§ Task statement
Exactly repeat all the records below, omitting the images they hold.

§ Dataset extract

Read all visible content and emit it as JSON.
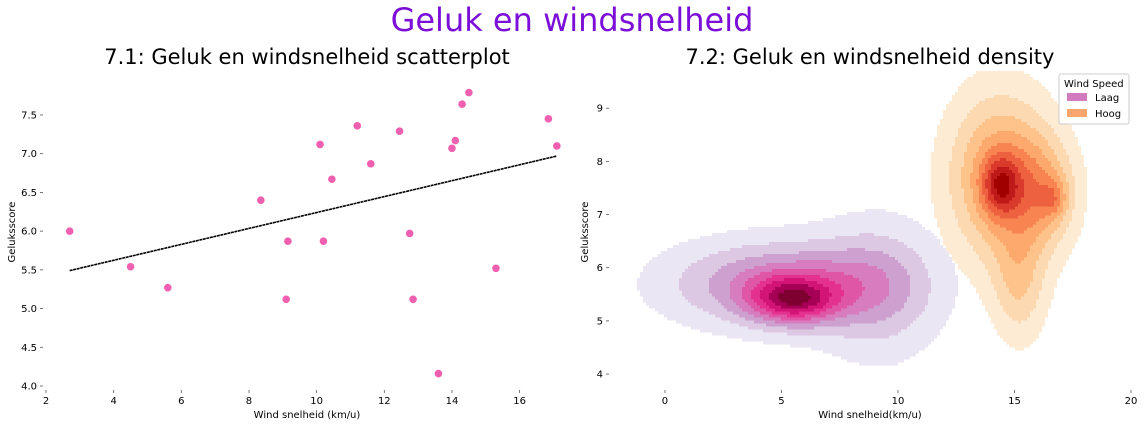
{
  "suptitle": "Geluk en windsnelheid",
  "suptitle_color": "#7b0fd9",
  "chart_data": [
    {
      "type": "scatter",
      "title": "7.1: Geluk en windsnelheid scatterplot",
      "xlabel": "Wind snelheid (km/u)",
      "ylabel": "Geluksscore",
      "xlim": [
        2,
        17.4
      ],
      "ylim": [
        4.0,
        7.9
      ],
      "xticks": [
        2,
        4,
        6,
        8,
        10,
        12,
        14,
        16
      ],
      "yticks": [
        4.0,
        4.5,
        5.0,
        5.5,
        6.0,
        6.5,
        7.0,
        7.5
      ],
      "point_color": "#f060b0",
      "line_color": "#000000",
      "points": [
        [
          2.7,
          6.0
        ],
        [
          4.5,
          5.54
        ],
        [
          5.6,
          5.27
        ],
        [
          8.35,
          6.4
        ],
        [
          9.1,
          5.12
        ],
        [
          9.15,
          5.87
        ],
        [
          10.1,
          7.12
        ],
        [
          10.2,
          5.87
        ],
        [
          10.45,
          6.67
        ],
        [
          11.2,
          7.36
        ],
        [
          11.6,
          6.87
        ],
        [
          12.45,
          7.29
        ],
        [
          12.75,
          5.97
        ],
        [
          12.85,
          5.12
        ],
        [
          13.6,
          4.16
        ],
        [
          14.0,
          7.07
        ],
        [
          14.1,
          7.17
        ],
        [
          14.3,
          7.64
        ],
        [
          14.5,
          7.79
        ],
        [
          15.3,
          5.52
        ],
        [
          16.85,
          7.45
        ],
        [
          17.1,
          7.1
        ]
      ],
      "regression": {
        "x": [
          2.7,
          17.1
        ],
        "y": [
          5.49,
          6.97
        ]
      }
    },
    {
      "type": "area",
      "subtype": "kde-density",
      "title": "7.2: Geluk en windsnelheid density",
      "xlabel": "Wind snelheid(km/u)",
      "ylabel": "Geluksscore",
      "xlim": [
        -1.2,
        20
      ],
      "ylim": [
        3.7,
        9.7
      ],
      "xticks": [
        0,
        5,
        10,
        15,
        20
      ],
      "yticks": [
        4,
        5,
        6,
        7,
        8,
        9
      ],
      "legend_title": "Wind Speed",
      "legend_position": "upper-right",
      "series": [
        {
          "name": "Laag",
          "legend_color": "#d27cbf",
          "levels": [
            "#ebe6f3",
            "#dcc8e3",
            "#cda0cf",
            "#d77cbe",
            "#e056a7",
            "#e4308f",
            "#d11476",
            "#a50055",
            "#7e0030"
          ],
          "components": [
            {
              "mx": 5.0,
              "my": 5.7,
              "sx": 3.2,
              "sy": 0.55,
              "w": 0.7
            },
            {
              "mx": 9.2,
              "my": 5.6,
              "sx": 1.8,
              "sy": 0.9,
              "w": 0.38
            },
            {
              "mx": 5.5,
              "my": 5.4,
              "sx": 1.3,
              "sy": 0.3,
              "w": 0.9
            }
          ]
        },
        {
          "name": "Hoog",
          "legend_color": "#f9a56e",
          "levels": [
            "#fdebd4",
            "#fdd9b2",
            "#fdc38b",
            "#fda86c",
            "#f88451",
            "#ed613f",
            "#d93a2c",
            "#bf1a1a",
            "#a00000"
          ],
          "components": [
            {
              "mx": 14.4,
              "my": 7.7,
              "sx": 1.5,
              "sy": 1.05,
              "w": 0.85
            },
            {
              "mx": 16.2,
              "my": 7.4,
              "sx": 1.0,
              "sy": 0.7,
              "w": 0.5
            },
            {
              "mx": 15.2,
              "my": 5.7,
              "sx": 0.8,
              "sy": 0.75,
              "w": 0.42
            },
            {
              "mx": 14.4,
              "my": 7.55,
              "sx": 0.55,
              "sy": 0.38,
              "w": 0.7
            },
            {
              "mx": 16.7,
              "my": 7.3,
              "sx": 0.4,
              "sy": 0.25,
              "w": 0.35
            }
          ]
        }
      ]
    }
  ]
}
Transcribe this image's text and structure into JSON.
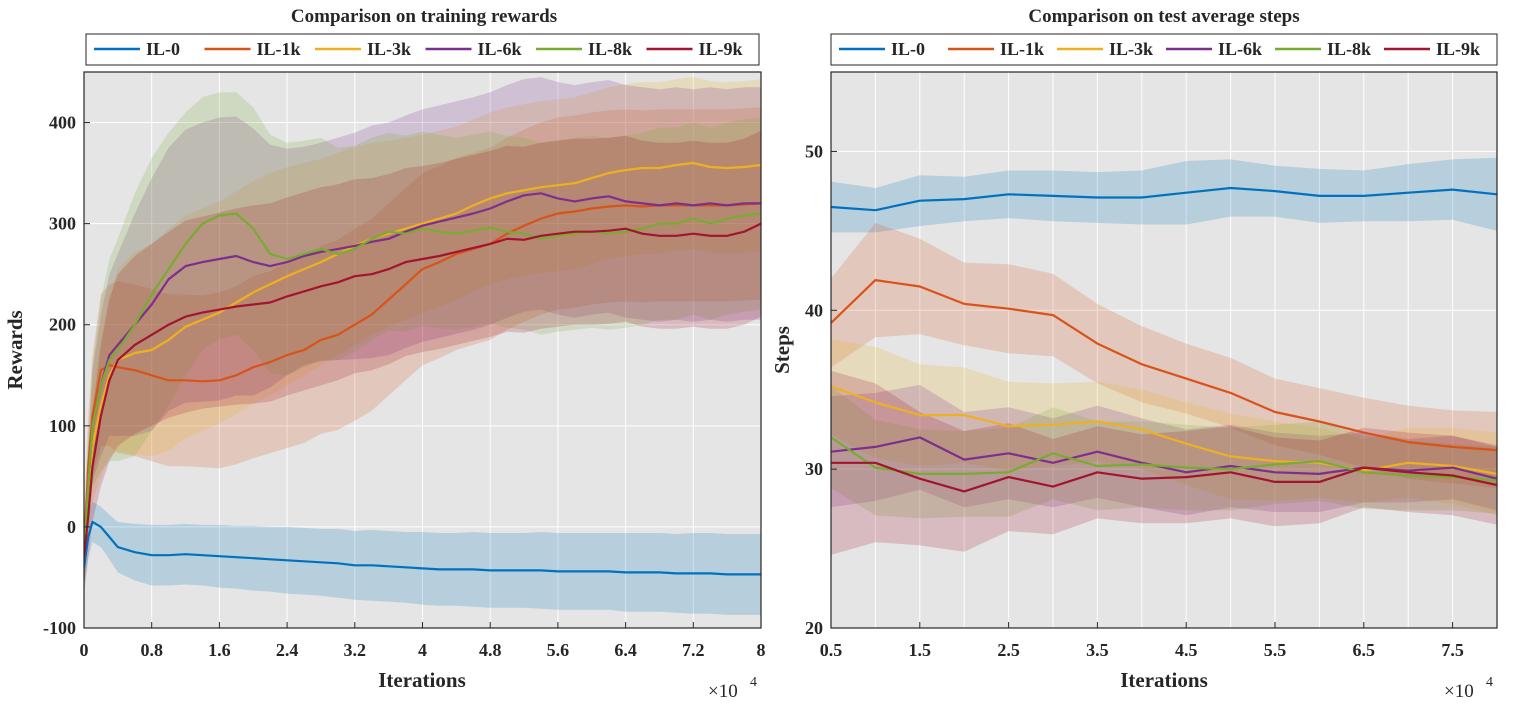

§ Written response
Read all visible content and emit it as JSON.
{
  "suptitle": "Geluk en windsnelheid",
  "suptitle_color": "#7b0fd9",
  "chart_data": [
    {
      "type": "scatter",
      "title": "7.1: Geluk en windsnelheid scatterplot",
      "xlabel": "Wind snelheid (km/u)",
      "ylabel": "Geluksscore",
      "xlim": [
        2,
        17.4
      ],
      "ylim": [
        4.0,
        7.9
      ],
      "xticks": [
        2,
        4,
        6,
        8,
        10,
        12,
        14,
        16
      ],
      "yticks": [
        4.0,
        4.5,
        5.0,
        5.5,
        6.0,
        6.5,
        7.0,
        7.5
      ],
      "point_color": "#f060b0",
      "line_color": "#000000",
      "points": [
        [
          2.7,
          6.0
        ],
        [
          4.5,
          5.54
        ],
        [
          5.6,
          5.27
        ],
        [
          8.35,
          6.4
        ],
        [
          9.1,
          5.12
        ],
        [
          9.15,
          5.87
        ],
        [
          10.1,
          7.12
        ],
        [
          10.2,
          5.87
        ],
        [
          10.45,
          6.67
        ],
        [
          11.2,
          7.36
        ],
        [
          11.6,
          6.87
        ],
        [
          12.45,
          7.29
        ],
        [
          12.75,
          5.97
        ],
        [
          12.85,
          5.12
        ],
        [
          13.6,
          4.16
        ],
        [
          14.0,
          7.07
        ],
        [
          14.1,
          7.17
        ],
        [
          14.3,
          7.64
        ],
        [
          14.5,
          7.79
        ],
        [
          15.3,
          5.52
        ],
        [
          16.85,
          7.45
        ],
        [
          17.1,
          7.1
        ]
      ],
      "regression": {
        "x": [
          2.7,
          17.1
        ],
        "y": [
          5.49,
          6.97
        ]
      }
    },
    {
      "type": "area",
      "subtype": "kde-density",
      "title": "7.2: Geluk en windsnelheid density",
      "xlabel": "Wind snelheid(km/u)",
      "ylabel": "Geluksscore",
      "xlim": [
        -1.2,
        20
      ],
      "ylim": [
        3.7,
        9.7
      ],
      "xticks": [
        0,
        5,
        10,
        15,
        20
      ],
      "yticks": [
        4,
        5,
        6,
        7,
        8,
        9
      ],
      "legend_title": "Wind Speed",
      "legend_position": "upper-right",
      "series": [
        {
          "name": "Laag",
          "legend_color": "#d27cbf",
          "levels": [
            "#ebe6f3",
            "#dcc8e3",
            "#cda0cf",
            "#d77cbe",
            "#e056a7",
            "#e4308f",
            "#d11476",
            "#a50055",
            "#7e0030"
          ],
          "components": [
            {
              "mx": 5.0,
              "my": 5.7,
              "sx": 3.2,
              "sy": 0.55,
              "w": 0.7
            },
            {
              "mx": 9.2,
              "my": 5.6,
              "sx": 1.8,
              "sy": 0.9,
              "w": 0.38
            },
            {
              "mx": 5.5,
              "my": 5.4,
              "sx": 1.3,
              "sy": 0.3,
              "w": 0.9
            }
          ]
        },
        {
          "name": "Hoog",
          "legend_color": "#f9a56e",
          "levels": [
            "#fdebd4",
            "#fdd9b2",
            "#fdc38b",
            "#fda86c",
            "#f88451",
            "#ed613f",
            "#d93a2c",
            "#bf1a1a",
            "#a00000"
          ],
          "components": [
            {
              "mx": 14.4,
              "my": 7.7,
              "sx": 1.5,
              "sy": 1.05,
              "w": 0.85
            },
            {
              "mx": 16.2,
              "my": 7.4,
              "sx": 1.0,
              "sy": 0.7,
              "w": 0.5
            },
            {
              "mx": 15.2,
              "my": 5.7,
              "sx": 0.8,
              "sy": 0.75,
              "w": 0.42
            },
            {
              "mx": 14.4,
              "my": 7.55,
              "sx": 0.55,
              "sy": 0.38,
              "w": 0.7
            },
            {
              "mx": 16.7,
              "my": 7.3,
              "sx": 0.4,
              "sy": 0.25,
              "w": 0.35
            }
          ]
        }
      ]
    }
  ]
}
Transcribe this image's text and structure into JSON.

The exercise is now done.